=== Material for this task ===
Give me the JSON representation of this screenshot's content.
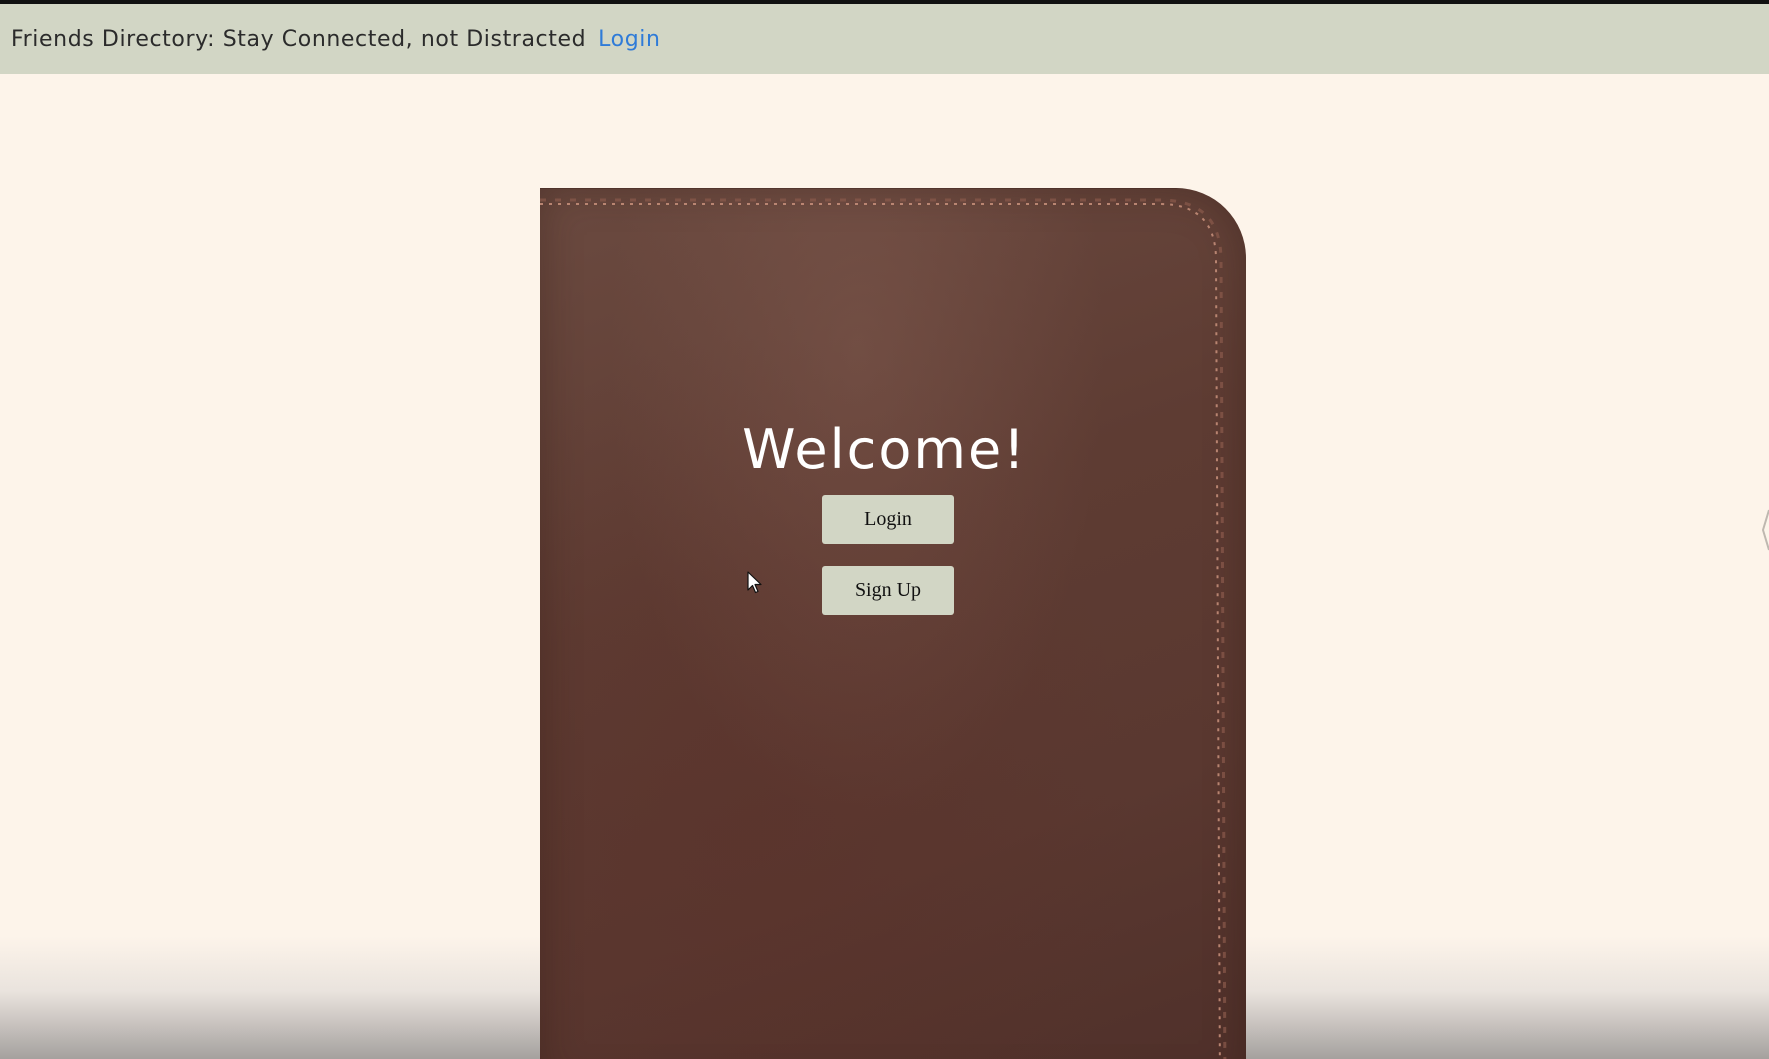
{
  "navbar": {
    "title": "Friends Directory: Stay Connected, not Distracted",
    "login_link": "Login"
  },
  "hero": {
    "heading": "Welcome!",
    "login_button": "Login",
    "signup_button": "Sign Up"
  },
  "colors": {
    "navbar_bg": "#d2d6c5",
    "page_bg": "#fdf4ea",
    "link": "#2f7bd8",
    "leather": "#5e3c33",
    "button_bg": "#d2d6c5"
  }
}
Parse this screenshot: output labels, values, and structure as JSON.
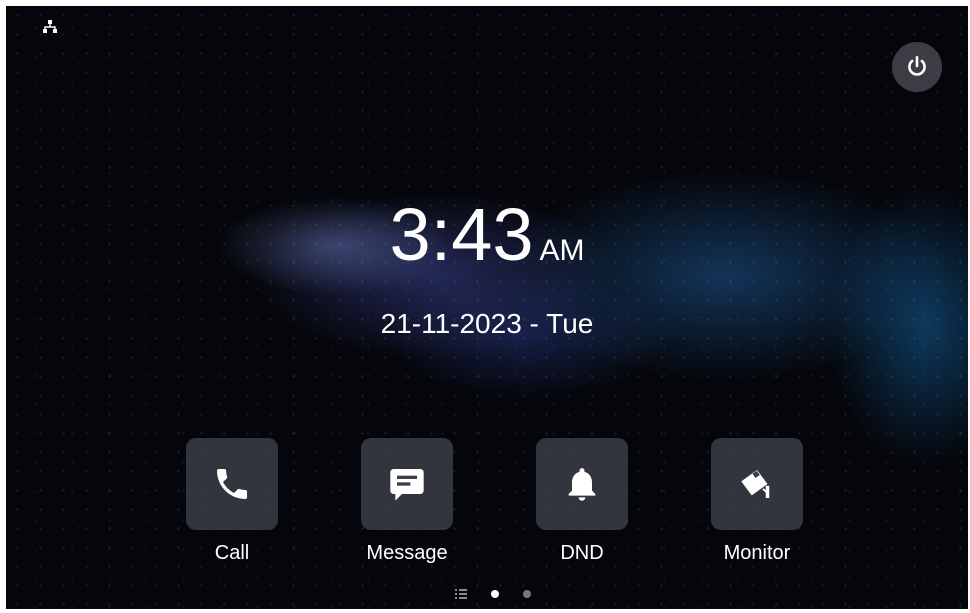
===
Direction :: Give the entries again word for word, but skip the pictures.

Task solution ::
Give me the JSON representation of this screenshot's content.
{
  "navbar": {
    "title": "Friends Directory: Stay Connected, not Distracted",
    "login_link": "Login"
  },
  "hero": {
    "heading": "Welcome!",
    "login_button": "Login",
    "signup_button": "Sign Up"
  },
  "colors": {
    "navbar_bg": "#d2d6c5",
    "page_bg": "#fdf4ea",
    "link": "#2f7bd8",
    "leather": "#5e3c33",
    "button_bg": "#d2d6c5"
  }
}
Parse this screenshot: output labels, values, and structure as JSON.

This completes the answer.